-- start of DATA PROVIDED --

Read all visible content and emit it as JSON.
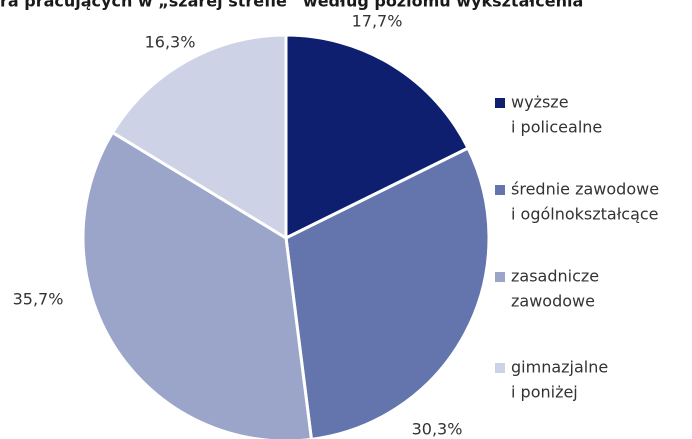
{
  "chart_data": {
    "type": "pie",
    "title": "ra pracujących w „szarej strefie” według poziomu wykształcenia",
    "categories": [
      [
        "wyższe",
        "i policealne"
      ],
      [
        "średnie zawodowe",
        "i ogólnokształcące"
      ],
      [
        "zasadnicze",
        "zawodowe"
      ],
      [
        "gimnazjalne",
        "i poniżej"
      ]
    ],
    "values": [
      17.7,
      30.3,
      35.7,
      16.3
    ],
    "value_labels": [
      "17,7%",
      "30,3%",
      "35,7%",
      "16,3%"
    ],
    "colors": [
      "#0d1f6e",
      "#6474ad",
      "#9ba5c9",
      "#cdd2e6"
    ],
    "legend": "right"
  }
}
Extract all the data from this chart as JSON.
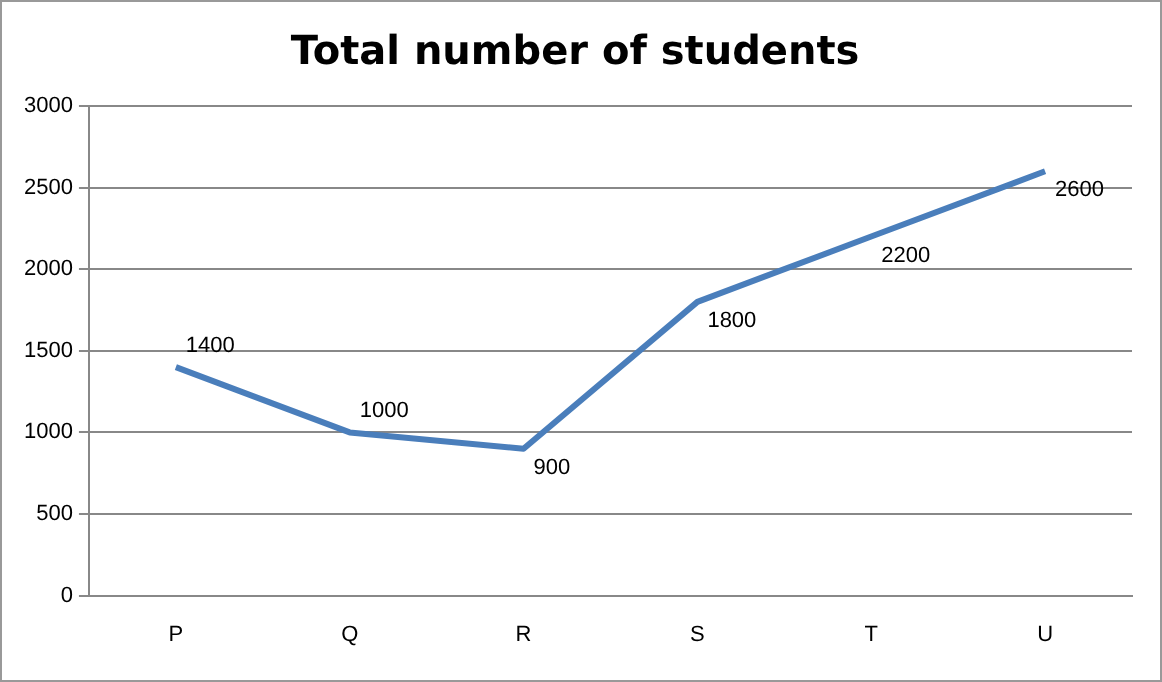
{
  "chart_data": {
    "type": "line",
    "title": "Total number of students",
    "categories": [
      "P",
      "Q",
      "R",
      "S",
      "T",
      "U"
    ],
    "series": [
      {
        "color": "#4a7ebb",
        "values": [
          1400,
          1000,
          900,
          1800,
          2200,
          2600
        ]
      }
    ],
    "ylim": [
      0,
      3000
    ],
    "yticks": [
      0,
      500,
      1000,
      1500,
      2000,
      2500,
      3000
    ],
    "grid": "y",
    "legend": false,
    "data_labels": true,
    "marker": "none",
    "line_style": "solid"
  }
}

-- end of DATA PROVIDED --

> PROBLEM TO SOLVE:
Quote the material word for word, dropping any images it holds.

> ANSWER TO THE EXERCISE:
Read all visible content and emit it as JSON.
{
  "chart_data": {
    "type": "pie",
    "title": "ra pracujących w „szarej strefie” według poziomu wykształcenia",
    "categories": [
      [
        "wyższe",
        "i policealne"
      ],
      [
        "średnie zawodowe",
        "i ogólnokształcące"
      ],
      [
        "zasadnicze",
        "zawodowe"
      ],
      [
        "gimnazjalne",
        "i poniżej"
      ]
    ],
    "values": [
      17.7,
      30.3,
      35.7,
      16.3
    ],
    "value_labels": [
      "17,7%",
      "30,3%",
      "35,7%",
      "16,3%"
    ],
    "colors": [
      "#0d1f6e",
      "#6474ad",
      "#9ba5c9",
      "#cdd2e6"
    ],
    "legend": "right"
  }
}
Extract all the data from this chart as JSON.
{
  "chart_data": {
    "type": "line",
    "title": "Total number of students",
    "categories": [
      "P",
      "Q",
      "R",
      "S",
      "T",
      "U"
    ],
    "series": [
      {
        "color": "#4a7ebb",
        "values": [
          1400,
          1000,
          900,
          1800,
          2200,
          2600
        ]
      }
    ],
    "ylim": [
      0,
      3000
    ],
    "yticks": [
      0,
      500,
      1000,
      1500,
      2000,
      2500,
      3000
    ],
    "grid": "y",
    "legend": false,
    "data_labels": true,
    "marker": "none",
    "line_style": "solid"
  }
}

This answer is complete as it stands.